____ Records for this task

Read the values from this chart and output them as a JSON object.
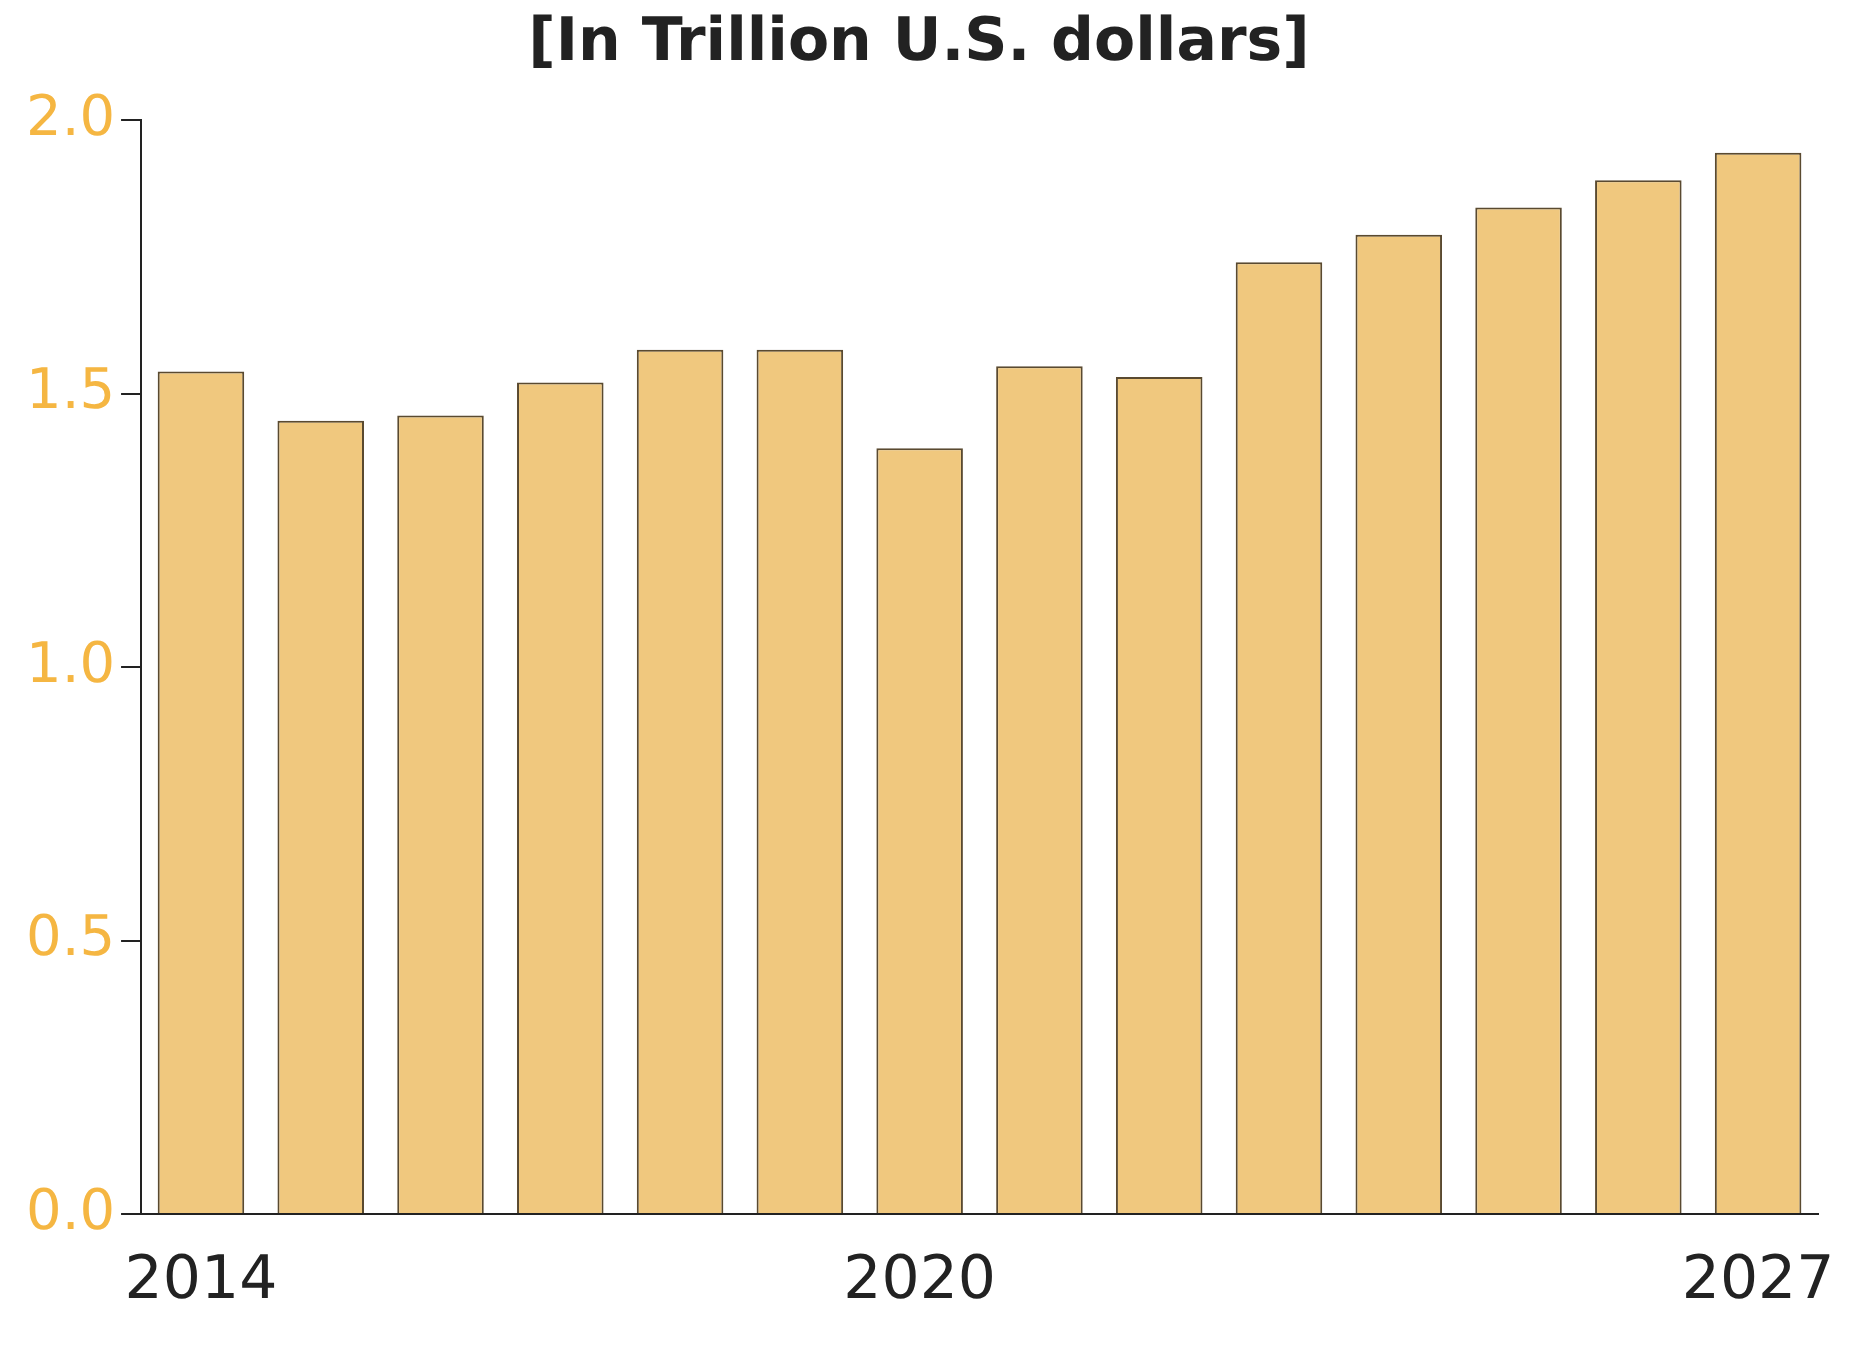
{
  "chart_data": {
    "type": "bar",
    "title": "[In Trillion U.S. dollars]",
    "categories": [
      "2014",
      null,
      null,
      null,
      null,
      null,
      "2020",
      null,
      null,
      null,
      null,
      null,
      null,
      "2027"
    ],
    "values": [
      1.54,
      1.45,
      1.46,
      1.52,
      1.58,
      1.58,
      1.4,
      1.55,
      1.53,
      1.74,
      1.79,
      1.84,
      1.89,
      1.94
    ],
    "color": "#f0c87e",
    "ylim": [
      0,
      2.0
    ],
    "yticks": [
      {
        "value": 0,
        "label": "0.0"
      },
      {
        "value": 0.5,
        "label": "0.5"
      },
      {
        "value": 1,
        "label": "1.0"
      },
      {
        "value": 1.5,
        "label": "1.5"
      },
      {
        "value": 2,
        "label": "2.0"
      }
    ],
    "grid": false,
    "legend": false
  }
}
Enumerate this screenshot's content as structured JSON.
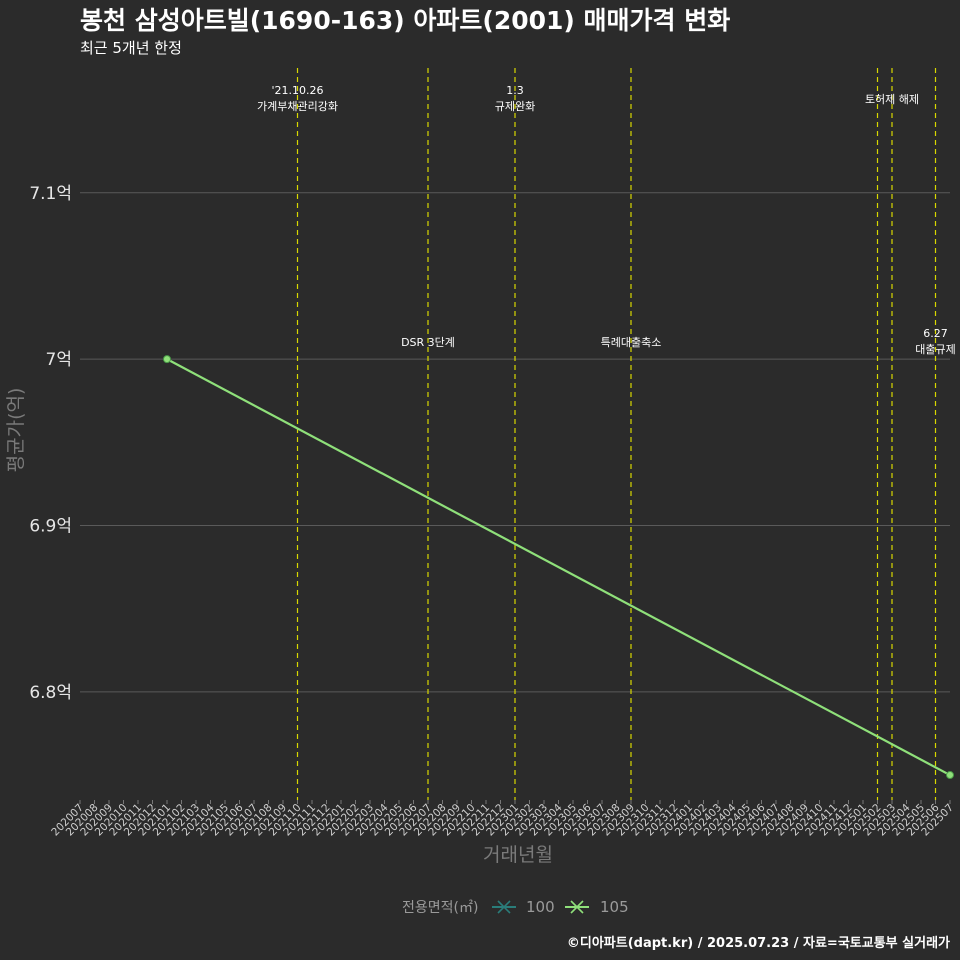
{
  "chart_data": {
    "type": "line",
    "title": "봉천 삼성아트빌(1690-163) 아파트(2001) 매매가격 변화",
    "subtitle": "최근 5개년 한정",
    "xlabel": "거래년월",
    "ylabel": "평균가(억)",
    "ylim": [
      6.735,
      7.175
    ],
    "y_ticks": [
      6.8,
      6.9,
      7.0,
      7.1
    ],
    "y_tick_labels": [
      "6.8억",
      "6.9억",
      "7억",
      "7.1억"
    ],
    "categories": [
      "202007",
      "202008",
      "202009",
      "202010",
      "202011",
      "202012",
      "202101",
      "202102",
      "202103",
      "202104",
      "202105",
      "202106",
      "202107",
      "202108",
      "202109",
      "202110",
      "202111",
      "202112",
      "202201",
      "202202",
      "202203",
      "202204",
      "202205",
      "202206",
      "202207",
      "202208",
      "202209",
      "202210",
      "202211",
      "202212",
      "202301",
      "202302",
      "202303",
      "202304",
      "202305",
      "202306",
      "202307",
      "202308",
      "202309",
      "202310",
      "202311",
      "202312",
      "202401",
      "202402",
      "202403",
      "202404",
      "202405",
      "202406",
      "202407",
      "202408",
      "202409",
      "202410",
      "202411",
      "202412",
      "202501",
      "202502",
      "202503",
      "202504",
      "202505",
      "202506",
      "202507"
    ],
    "series": [
      {
        "name": "100",
        "color": "#2a7d7a",
        "points": []
      },
      {
        "name": "105",
        "color": "#8fe07a",
        "points": [
          {
            "x": "202101",
            "y": 7.0
          },
          {
            "x": "202507",
            "y": 6.75
          }
        ]
      }
    ],
    "events": [
      {
        "at": "202110",
        "lines": [
          "'21.10.26",
          "가계부채관리강화"
        ],
        "row": "top"
      },
      {
        "at": "202207",
        "lines": [
          "DSR 3단계"
        ],
        "row": "middle"
      },
      {
        "at": "202301",
        "lines": [
          "1.3",
          "규제완화"
        ],
        "row": "top"
      },
      {
        "at": "202309",
        "lines": [
          "특례대출축소"
        ],
        "row": "middle"
      },
      {
        "at": "202502",
        "lines": [],
        "row": "none"
      },
      {
        "at": "202503",
        "lines": [
          "토허제 해제"
        ],
        "row": "top-right"
      },
      {
        "at": "202506",
        "lines": [
          "6.27",
          "대출규제"
        ],
        "row": "middle"
      }
    ],
    "legend": {
      "title": "전용면적(㎡)",
      "items": [
        "100",
        "105"
      ],
      "position": "bottom"
    },
    "caption": "©디아파트(dapt.kr) / 2025.07.23 / 자료=국토교통부 실거래가"
  },
  "colors": {
    "background": "#2b2b2b",
    "grid": "#5a5a5a",
    "event_line": "#d8d800",
    "series_100": "#2a7d7a",
    "series_105": "#8fe07a"
  }
}
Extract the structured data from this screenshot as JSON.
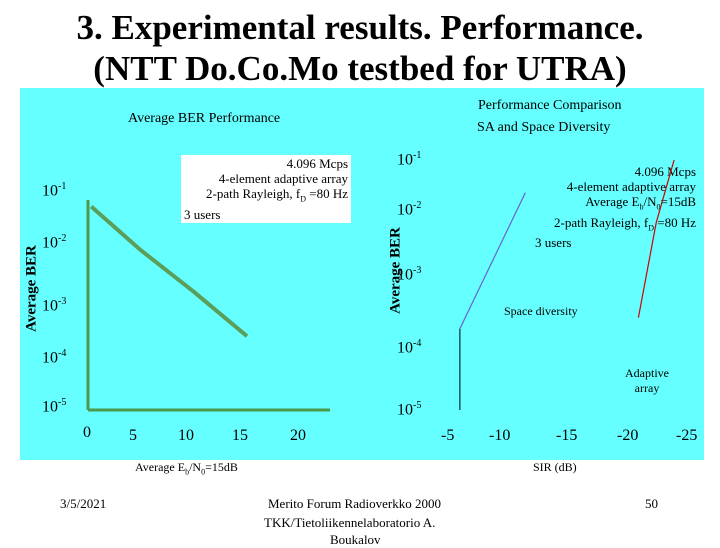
{
  "slide": {
    "title_line1": "3. Experimental results. Performance.",
    "title_line2": "(NTT Do.Co.Mo  testbed for UTRA)",
    "footer_date": "3/5/2021",
    "footer_center_line1": "Merito Forum Radioverkko 2000",
    "footer_center_line2": "TKK/Tietoliikennelaboratorio   A.",
    "footer_center_line3": "Boukalov",
    "page_number": "50"
  },
  "colors": {
    "panel_bg": "#66ffff",
    "curve_green": "#5a9e5a",
    "axis_green": "#4b9a4b",
    "space_diversity_curve": "#6666cc",
    "adaptive_array_curve": "#cc0000"
  },
  "chart_data": [
    {
      "type": "line",
      "title": "Average BER  Performance",
      "ylabel": "Average BER",
      "xlabel": "Average E",
      "xlabel_sub": "b",
      "xlabel_mid": "/N",
      "xlabel_sub2": "0",
      "xlabel_tail": "=15dB",
      "x_ticks": [
        "0",
        "5",
        "10",
        "15",
        "20"
      ],
      "y_ticks": [
        {
          "base": "10",
          "exp": "-1"
        },
        {
          "base": "10",
          "exp": "-2"
        },
        {
          "base": "10",
          "exp": "-3"
        },
        {
          "base": "10",
          "exp": "-4"
        },
        {
          "base": "10",
          "exp": "-5"
        }
      ],
      "y_scale": "log",
      "xlim": [
        0,
        20
      ],
      "ylim": [
        1e-05,
        0.1
      ],
      "series": [
        {
          "x": [
            0.3,
            5,
            10,
            15
          ],
          "y": [
            0.05,
            0.008,
            0.0014,
            0.00022
          ]
        }
      ],
      "legend_lines": [
        "4.096 Mcps",
        "4-element adaptive array",
        "2-path Rayleigh, f",
        "D",
        " =80 Hz",
        "3 users"
      ]
    },
    {
      "type": "line",
      "title_line1": "Performance Comparison",
      "title_line2": "SA and Space Diversity",
      "ylabel": "Average BER",
      "xlabel": "SIR (dB)",
      "x_ticks": [
        "-5",
        "-10",
        "-15",
        "-20",
        "-25"
      ],
      "y_ticks": [
        {
          "base": "10",
          "exp": "-1"
        },
        {
          "base": "10",
          "exp": "-2"
        },
        {
          "base": "10",
          "exp": "-3"
        },
        {
          "base": "10",
          "exp": "-4"
        },
        {
          "base": "10",
          "exp": "-5"
        }
      ],
      "y_scale": "log",
      "xlim": [
        -5,
        -25
      ],
      "ylim": [
        1e-05,
        0.1
      ],
      "series": [
        {
          "name": "Space diversity",
          "x": [
            -6,
            -11.5
          ],
          "y": [
            0.0002,
            0.03
          ]
        },
        {
          "name": "Adaptive array",
          "x": [
            -21,
            -22.5,
            -24
          ],
          "y": [
            0.0003,
            0.01,
            0.1
          ]
        }
      ],
      "legend_lines": [
        "4.096 Mcps",
        "4-element adaptive array",
        "Average E",
        "b",
        "/N",
        "0",
        "=15dB",
        "2-path Rayleigh, f",
        "D",
        " =80 Hz",
        "3 users"
      ]
    }
  ]
}
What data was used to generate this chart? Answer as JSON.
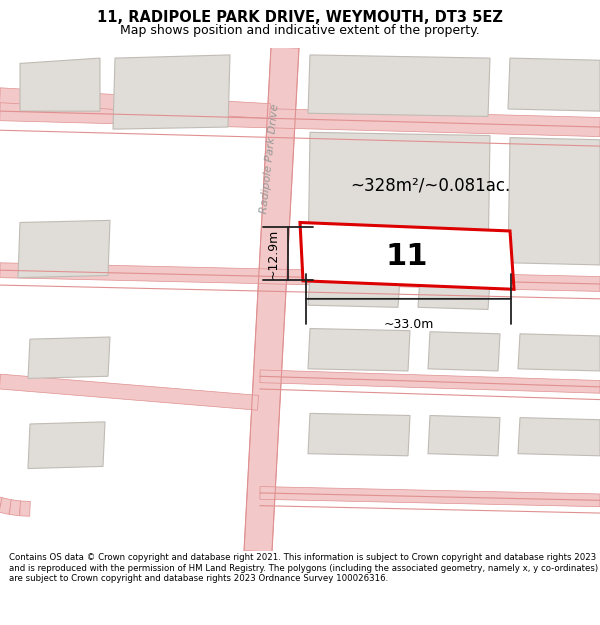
{
  "title_line1": "11, RADIPOLE PARK DRIVE, WEYMOUTH, DT3 5EZ",
  "title_line2": "Map shows position and indicative extent of the property.",
  "footer_text": "Contains OS data © Crown copyright and database right 2021. This information is subject to Crown copyright and database rights 2023 and is reproduced with the permission of HM Land Registry. The polygons (including the associated geometry, namely x, y co-ordinates) are subject to Crown copyright and database rights 2023 Ordnance Survey 100026316.",
  "map_bg_color": "#f5f3f0",
  "header_bg": "#ffffff",
  "footer_bg": "#ffffff",
  "road_color": "#f2c8c8",
  "road_border_color": "#e09090",
  "building_fill": "#e0ddd8",
  "building_outline": "#c0bbb4",
  "highlight_fill": "#ffffff",
  "highlight_outline": "#dd0000",
  "area_text": "~328m²/~0.081ac.",
  "number_text": "11",
  "dim_width": "~33.0m",
  "dim_height": "~12.9m",
  "road_label": "Radipole Park Drive"
}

________

Prompt – Give every line back word for word and leave the pictures out.

Written solution –
Read the values from this chart and output them as a JSON object.
{
  "chart_data": {
    "type": "bar",
    "title": "[In Trillion U.S. dollars]",
    "categories": [
      "2014",
      null,
      null,
      null,
      null,
      null,
      "2020",
      null,
      null,
      null,
      null,
      null,
      null,
      "2027"
    ],
    "values": [
      1.54,
      1.45,
      1.46,
      1.52,
      1.58,
      1.58,
      1.4,
      1.55,
      1.53,
      1.74,
      1.79,
      1.84,
      1.89,
      1.94
    ],
    "color": "#f0c87e",
    "ylim": [
      0,
      2.0
    ],
    "yticks": [
      {
        "value": 0,
        "label": "0.0"
      },
      {
        "value": 0.5,
        "label": "0.5"
      },
      {
        "value": 1,
        "label": "1.0"
      },
      {
        "value": 1.5,
        "label": "1.5"
      },
      {
        "value": 2,
        "label": "2.0"
      }
    ],
    "grid": false,
    "legend": false
  }
}
Enumerate this screenshot's content as structured JSON.
{
  "chart_data": {
    "type": "line",
    "title": "봉천 삼성아트빌(1690-163) 아파트(2001) 매매가격 변화",
    "subtitle": "최근 5개년 한정",
    "xlabel": "거래년월",
    "ylabel": "평균가(억)",
    "ylim": [
      6.735,
      7.175
    ],
    "y_ticks": [
      6.8,
      6.9,
      7.0,
      7.1
    ],
    "y_tick_labels": [
      "6.8억",
      "6.9억",
      "7억",
      "7.1억"
    ],
    "categories": [
      "202007",
      "202008",
      "202009",
      "202010",
      "202011",
      "202012",
      "202101",
      "202102",
      "202103",
      "202104",
      "202105",
      "202106",
      "202107",
      "202108",
      "202109",
      "202110",
      "202111",
      "202112",
      "202201",
      "202202",
      "202203",
      "202204",
      "202205",
      "202206",
      "202207",
      "202208",
      "202209",
      "202210",
      "202211",
      "202212",
      "202301",
      "202302",
      "202303",
      "202304",
      "202305",
      "202306",
      "202307",
      "202308",
      "202309",
      "202310",
      "202311",
      "202312",
      "202401",
      "202402",
      "202403",
      "202404",
      "202405",
      "202406",
      "202407",
      "202408",
      "202409",
      "202410",
      "202411",
      "202412",
      "202501",
      "202502",
      "202503",
      "202504",
      "202505",
      "202506",
      "202507"
    ],
    "series": [
      {
        "name": "100",
        "color": "#2a7d7a",
        "points": []
      },
      {
        "name": "105",
        "color": "#8fe07a",
        "points": [
          {
            "x": "202101",
            "y": 7.0
          },
          {
            "x": "202507",
            "y": 6.75
          }
        ]
      }
    ],
    "events": [
      {
        "at": "202110",
        "lines": [
          "'21.10.26",
          "가계부채관리강화"
        ],
        "row": "top"
      },
      {
        "at": "202207",
        "lines": [
          "DSR 3단계"
        ],
        "row": "middle"
      },
      {
        "at": "202301",
        "lines": [
          "1.3",
          "규제완화"
        ],
        "row": "top"
      },
      {
        "at": "202309",
        "lines": [
          "특례대출축소"
        ],
        "row": "middle"
      },
      {
        "at": "202502",
        "lines": [],
        "row": "none"
      },
      {
        "at": "202503",
        "lines": [
          "토허제 해제"
        ],
        "row": "top-right"
      },
      {
        "at": "202506",
        "lines": [
          "6.27",
          "대출규제"
        ],
        "row": "middle"
      }
    ],
    "legend": {
      "title": "전용면적(㎡)",
      "items": [
        "100",
        "105"
      ],
      "position": "bottom"
    },
    "caption": "©디아파트(dapt.kr) / 2025.07.23 / 자료=국토교통부 실거래가"
  },
  "colors": {
    "background": "#2b2b2b",
    "grid": "#5a5a5a",
    "event_line": "#d8d800",
    "series_100": "#2a7d7a",
    "series_105": "#8fe07a"
  }
}
Extract the structured data from this screenshot as JSON.
{
  "slide": {
    "title_line1": "3. Experimental results. Performance.",
    "title_line2": "(NTT Do.Co.Mo  testbed for UTRA)",
    "footer_date": "3/5/2021",
    "footer_center_line1": "Merito Forum Radioverkko 2000",
    "footer_center_line2": "TKK/Tietoliikennelaboratorio   A.",
    "footer_center_line3": "Boukalov",
    "page_number": "50"
  },
  "colors": {
    "panel_bg": "#66ffff",
    "curve_green": "#5a9e5a",
    "axis_green": "#4b9a4b",
    "space_diversity_curve": "#6666cc",
    "adaptive_array_curve": "#cc0000"
  },
  "chart_data": [
    {
      "type": "line",
      "title": "Average BER  Performance",
      "ylabel": "Average BER",
      "xlabel": "Average E",
      "xlabel_sub": "b",
      "xlabel_mid": "/N",
      "xlabel_sub2": "0",
      "xlabel_tail": "=15dB",
      "x_ticks": [
        "0",
        "5",
        "10",
        "15",
        "20"
      ],
      "y_ticks": [
        {
          "base": "10",
          "exp": "-1"
        },
        {
          "base": "10",
          "exp": "-2"
        },
        {
          "base": "10",
          "exp": "-3"
        },
        {
          "base": "10",
          "exp": "-4"
        },
        {
          "base": "10",
          "exp": "-5"
        }
      ],
      "y_scale": "log",
      "xlim": [
        0,
        20
      ],
      "ylim": [
        1e-05,
        0.1
      ],
      "series": [
        {
          "x": [
            0.3,
            5,
            10,
            15
          ],
          "y": [
            0.05,
            0.008,
            0.0014,
            0.00022
          ]
        }
      ],
      "legend_lines": [
        "4.096 Mcps",
        "4-element adaptive array",
        "2-path Rayleigh, f",
        "D",
        " =80 Hz",
        "3 users"
      ]
    },
    {
      "type": "line",
      "title_line1": "Performance Comparison",
      "title_line2": "SA and Space Diversity",
      "ylabel": "Average BER",
      "xlabel": "SIR (dB)",
      "x_ticks": [
        "-5",
        "-10",
        "-15",
        "-20",
        "-25"
      ],
      "y_ticks": [
        {
          "base": "10",
          "exp": "-1"
        },
        {
          "base": "10",
          "exp": "-2"
        },
        {
          "base": "10",
          "exp": "-3"
        },
        {
          "base": "10",
          "exp": "-4"
        },
        {
          "base": "10",
          "exp": "-5"
        }
      ],
      "y_scale": "log",
      "xlim": [
        -5,
        -25
      ],
      "ylim": [
        1e-05,
        0.1
      ],
      "series": [
        {
          "name": "Space diversity",
          "x": [
            -6,
            -11.5
          ],
          "y": [
            0.0002,
            0.03
          ]
        },
        {
          "name": "Adaptive array",
          "x": [
            -21,
            -22.5,
            -24
          ],
          "y": [
            0.0003,
            0.01,
            0.1
          ]
        }
      ],
      "legend_lines": [
        "4.096 Mcps",
        "4-element adaptive array",
        "Average E",
        "b",
        "/N",
        "0",
        "=15dB",
        "2-path Rayleigh, f",
        "D",
        " =80 Hz",
        "3 users"
      ]
    }
  ]
}
What data was used to generate this chart? Answer as JSON.
{
  "title_line1": "11, RADIPOLE PARK DRIVE, WEYMOUTH, DT3 5EZ",
  "title_line2": "Map shows position and indicative extent of the property.",
  "footer_text": "Contains OS data © Crown copyright and database right 2021. This information is subject to Crown copyright and database rights 2023 and is reproduced with the permission of HM Land Registry. The polygons (including the associated geometry, namely x, y co-ordinates) are subject to Crown copyright and database rights 2023 Ordnance Survey 100026316.",
  "map_bg_color": "#f5f3f0",
  "header_bg": "#ffffff",
  "footer_bg": "#ffffff",
  "road_color": "#f2c8c8",
  "road_border_color": "#e09090",
  "building_fill": "#e0ddd8",
  "building_outline": "#c0bbb4",
  "highlight_fill": "#ffffff",
  "highlight_outline": "#dd0000",
  "area_text": "~328m²/~0.081ac.",
  "number_text": "11",
  "dim_width": "~33.0m",
  "dim_height": "~12.9m",
  "road_label": "Radipole Park Drive"
}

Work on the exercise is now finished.